Work to complete:
Tally the lines of the listing that contain the word "Inner", then give the total and nothing else.

Data excerpts:
☆ ☆ ☆ ☆

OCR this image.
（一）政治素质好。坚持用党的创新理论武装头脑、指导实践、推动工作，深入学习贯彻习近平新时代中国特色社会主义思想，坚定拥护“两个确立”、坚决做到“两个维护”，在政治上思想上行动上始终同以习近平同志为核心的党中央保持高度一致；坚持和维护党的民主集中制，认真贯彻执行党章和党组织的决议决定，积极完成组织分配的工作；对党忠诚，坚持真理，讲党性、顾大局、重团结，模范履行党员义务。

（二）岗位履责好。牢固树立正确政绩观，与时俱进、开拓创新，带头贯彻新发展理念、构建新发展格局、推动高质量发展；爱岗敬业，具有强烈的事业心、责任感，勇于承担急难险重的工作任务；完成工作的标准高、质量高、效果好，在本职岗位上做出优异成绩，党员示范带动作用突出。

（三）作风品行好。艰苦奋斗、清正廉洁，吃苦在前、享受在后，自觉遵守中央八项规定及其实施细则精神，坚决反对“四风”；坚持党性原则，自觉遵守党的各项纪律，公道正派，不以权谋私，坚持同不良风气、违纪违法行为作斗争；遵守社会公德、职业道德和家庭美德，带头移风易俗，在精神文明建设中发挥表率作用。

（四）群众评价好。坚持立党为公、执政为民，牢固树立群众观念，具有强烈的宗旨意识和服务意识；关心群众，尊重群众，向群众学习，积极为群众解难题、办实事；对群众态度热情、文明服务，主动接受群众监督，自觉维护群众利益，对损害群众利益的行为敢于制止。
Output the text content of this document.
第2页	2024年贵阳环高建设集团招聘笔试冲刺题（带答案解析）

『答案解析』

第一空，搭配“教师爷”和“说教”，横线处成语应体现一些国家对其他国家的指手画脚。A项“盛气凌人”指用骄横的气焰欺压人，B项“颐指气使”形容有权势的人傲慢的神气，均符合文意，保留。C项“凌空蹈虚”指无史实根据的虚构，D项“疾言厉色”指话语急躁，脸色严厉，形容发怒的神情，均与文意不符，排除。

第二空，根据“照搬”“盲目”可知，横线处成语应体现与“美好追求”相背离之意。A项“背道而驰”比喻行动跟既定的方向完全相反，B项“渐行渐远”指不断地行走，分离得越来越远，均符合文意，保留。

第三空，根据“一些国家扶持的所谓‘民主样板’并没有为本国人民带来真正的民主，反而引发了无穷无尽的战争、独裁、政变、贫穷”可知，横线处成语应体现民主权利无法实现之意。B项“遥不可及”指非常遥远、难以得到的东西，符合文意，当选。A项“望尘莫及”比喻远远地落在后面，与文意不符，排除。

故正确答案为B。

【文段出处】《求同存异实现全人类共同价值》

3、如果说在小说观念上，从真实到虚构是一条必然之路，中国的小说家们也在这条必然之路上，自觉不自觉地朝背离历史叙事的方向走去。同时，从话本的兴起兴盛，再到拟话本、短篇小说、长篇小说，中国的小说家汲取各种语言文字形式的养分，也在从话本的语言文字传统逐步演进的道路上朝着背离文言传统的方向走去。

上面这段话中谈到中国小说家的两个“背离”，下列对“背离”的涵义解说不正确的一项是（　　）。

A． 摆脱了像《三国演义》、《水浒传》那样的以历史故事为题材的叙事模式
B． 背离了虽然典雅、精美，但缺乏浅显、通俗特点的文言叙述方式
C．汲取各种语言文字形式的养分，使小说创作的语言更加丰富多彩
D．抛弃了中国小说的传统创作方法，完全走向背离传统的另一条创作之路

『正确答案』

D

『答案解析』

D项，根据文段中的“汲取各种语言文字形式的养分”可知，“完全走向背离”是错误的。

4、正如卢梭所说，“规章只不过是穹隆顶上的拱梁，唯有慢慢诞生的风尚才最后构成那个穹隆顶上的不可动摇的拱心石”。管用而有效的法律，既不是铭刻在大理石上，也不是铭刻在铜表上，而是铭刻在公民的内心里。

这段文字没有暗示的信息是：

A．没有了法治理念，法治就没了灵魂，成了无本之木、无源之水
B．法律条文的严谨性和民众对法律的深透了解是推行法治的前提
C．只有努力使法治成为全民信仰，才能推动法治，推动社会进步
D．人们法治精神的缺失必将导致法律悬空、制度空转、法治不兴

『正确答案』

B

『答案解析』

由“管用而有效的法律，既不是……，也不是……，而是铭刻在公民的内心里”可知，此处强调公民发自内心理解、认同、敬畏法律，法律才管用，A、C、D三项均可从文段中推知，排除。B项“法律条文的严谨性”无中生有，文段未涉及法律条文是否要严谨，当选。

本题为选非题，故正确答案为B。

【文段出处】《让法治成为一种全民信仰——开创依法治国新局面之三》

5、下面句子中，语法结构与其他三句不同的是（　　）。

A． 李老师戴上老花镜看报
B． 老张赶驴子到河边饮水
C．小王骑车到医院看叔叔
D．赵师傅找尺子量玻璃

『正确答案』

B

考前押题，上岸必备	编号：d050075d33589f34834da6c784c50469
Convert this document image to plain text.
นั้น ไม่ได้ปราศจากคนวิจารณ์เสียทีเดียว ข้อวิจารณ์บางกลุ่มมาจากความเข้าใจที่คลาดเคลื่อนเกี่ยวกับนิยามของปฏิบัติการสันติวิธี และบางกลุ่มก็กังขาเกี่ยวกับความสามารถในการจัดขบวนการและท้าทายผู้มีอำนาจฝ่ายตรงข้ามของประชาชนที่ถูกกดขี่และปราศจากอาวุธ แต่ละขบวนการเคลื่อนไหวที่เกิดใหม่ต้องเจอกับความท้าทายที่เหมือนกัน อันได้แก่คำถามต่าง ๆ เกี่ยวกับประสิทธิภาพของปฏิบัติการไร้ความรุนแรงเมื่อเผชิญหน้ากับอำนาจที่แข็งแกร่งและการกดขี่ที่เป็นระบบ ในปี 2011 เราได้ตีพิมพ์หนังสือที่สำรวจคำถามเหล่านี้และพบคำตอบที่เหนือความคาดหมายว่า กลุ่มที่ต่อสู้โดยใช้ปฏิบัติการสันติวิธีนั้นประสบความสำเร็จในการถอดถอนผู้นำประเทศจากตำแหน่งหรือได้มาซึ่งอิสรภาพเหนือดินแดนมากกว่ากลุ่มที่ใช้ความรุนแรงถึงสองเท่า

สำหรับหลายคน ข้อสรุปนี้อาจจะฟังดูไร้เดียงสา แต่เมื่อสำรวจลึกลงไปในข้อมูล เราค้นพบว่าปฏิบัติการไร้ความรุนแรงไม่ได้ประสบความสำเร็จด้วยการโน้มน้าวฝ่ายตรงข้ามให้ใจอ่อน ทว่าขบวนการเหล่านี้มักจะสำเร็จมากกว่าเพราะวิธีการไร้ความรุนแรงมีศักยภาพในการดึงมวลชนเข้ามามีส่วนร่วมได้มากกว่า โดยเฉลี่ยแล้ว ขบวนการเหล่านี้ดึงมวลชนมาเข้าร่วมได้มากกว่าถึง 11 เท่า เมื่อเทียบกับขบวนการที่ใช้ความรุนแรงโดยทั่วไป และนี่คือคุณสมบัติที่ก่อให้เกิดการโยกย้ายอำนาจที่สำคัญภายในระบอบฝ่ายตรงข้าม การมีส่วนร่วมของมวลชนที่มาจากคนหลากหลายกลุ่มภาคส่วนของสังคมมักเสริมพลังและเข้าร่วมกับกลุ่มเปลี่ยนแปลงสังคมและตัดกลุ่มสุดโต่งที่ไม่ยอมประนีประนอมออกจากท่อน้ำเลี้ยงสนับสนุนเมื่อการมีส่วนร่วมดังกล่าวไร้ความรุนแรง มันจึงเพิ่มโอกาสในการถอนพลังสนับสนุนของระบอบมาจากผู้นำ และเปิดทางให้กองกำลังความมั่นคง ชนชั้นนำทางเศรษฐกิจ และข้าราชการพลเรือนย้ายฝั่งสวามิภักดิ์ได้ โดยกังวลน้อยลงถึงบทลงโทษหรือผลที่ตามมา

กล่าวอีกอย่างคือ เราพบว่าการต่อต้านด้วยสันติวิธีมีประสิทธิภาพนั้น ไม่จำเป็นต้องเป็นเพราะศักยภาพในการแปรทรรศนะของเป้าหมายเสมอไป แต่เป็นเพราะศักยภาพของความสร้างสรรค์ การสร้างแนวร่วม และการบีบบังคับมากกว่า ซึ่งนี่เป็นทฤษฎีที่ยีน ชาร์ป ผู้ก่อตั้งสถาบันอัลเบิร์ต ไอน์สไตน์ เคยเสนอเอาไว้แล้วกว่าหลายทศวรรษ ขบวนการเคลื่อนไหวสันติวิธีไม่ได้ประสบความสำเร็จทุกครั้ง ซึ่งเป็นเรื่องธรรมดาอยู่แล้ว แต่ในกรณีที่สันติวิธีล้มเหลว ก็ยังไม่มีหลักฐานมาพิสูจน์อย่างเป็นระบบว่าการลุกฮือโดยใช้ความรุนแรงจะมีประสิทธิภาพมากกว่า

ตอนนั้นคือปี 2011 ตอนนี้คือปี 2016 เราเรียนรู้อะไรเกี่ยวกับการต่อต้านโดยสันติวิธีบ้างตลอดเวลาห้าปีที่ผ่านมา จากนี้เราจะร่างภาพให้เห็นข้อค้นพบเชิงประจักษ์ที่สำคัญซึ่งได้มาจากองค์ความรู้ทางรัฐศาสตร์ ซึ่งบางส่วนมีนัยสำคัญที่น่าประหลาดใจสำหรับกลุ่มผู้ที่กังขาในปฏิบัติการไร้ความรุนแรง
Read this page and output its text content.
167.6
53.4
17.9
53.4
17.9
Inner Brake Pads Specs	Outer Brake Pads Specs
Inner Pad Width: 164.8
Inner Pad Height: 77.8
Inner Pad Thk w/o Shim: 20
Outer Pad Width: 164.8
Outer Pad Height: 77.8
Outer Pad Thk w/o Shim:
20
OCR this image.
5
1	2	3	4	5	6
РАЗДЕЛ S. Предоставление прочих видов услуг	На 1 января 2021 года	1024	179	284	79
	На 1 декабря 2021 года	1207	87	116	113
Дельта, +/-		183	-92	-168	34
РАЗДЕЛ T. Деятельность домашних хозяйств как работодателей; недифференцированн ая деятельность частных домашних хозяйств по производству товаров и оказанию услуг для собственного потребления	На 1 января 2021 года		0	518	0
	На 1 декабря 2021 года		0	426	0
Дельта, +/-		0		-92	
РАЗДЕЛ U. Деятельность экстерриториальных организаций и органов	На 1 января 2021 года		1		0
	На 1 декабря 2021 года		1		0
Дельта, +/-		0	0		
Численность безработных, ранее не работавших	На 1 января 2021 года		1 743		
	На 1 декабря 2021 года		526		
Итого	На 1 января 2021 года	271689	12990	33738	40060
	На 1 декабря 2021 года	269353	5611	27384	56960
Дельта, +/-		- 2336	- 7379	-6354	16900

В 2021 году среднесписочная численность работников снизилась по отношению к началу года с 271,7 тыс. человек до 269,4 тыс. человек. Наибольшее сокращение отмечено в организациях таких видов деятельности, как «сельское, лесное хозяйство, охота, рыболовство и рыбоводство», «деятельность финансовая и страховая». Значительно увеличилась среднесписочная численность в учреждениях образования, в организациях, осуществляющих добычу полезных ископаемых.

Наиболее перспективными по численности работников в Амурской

☆ ☆ ☆ ☆

Solution for this problem:
4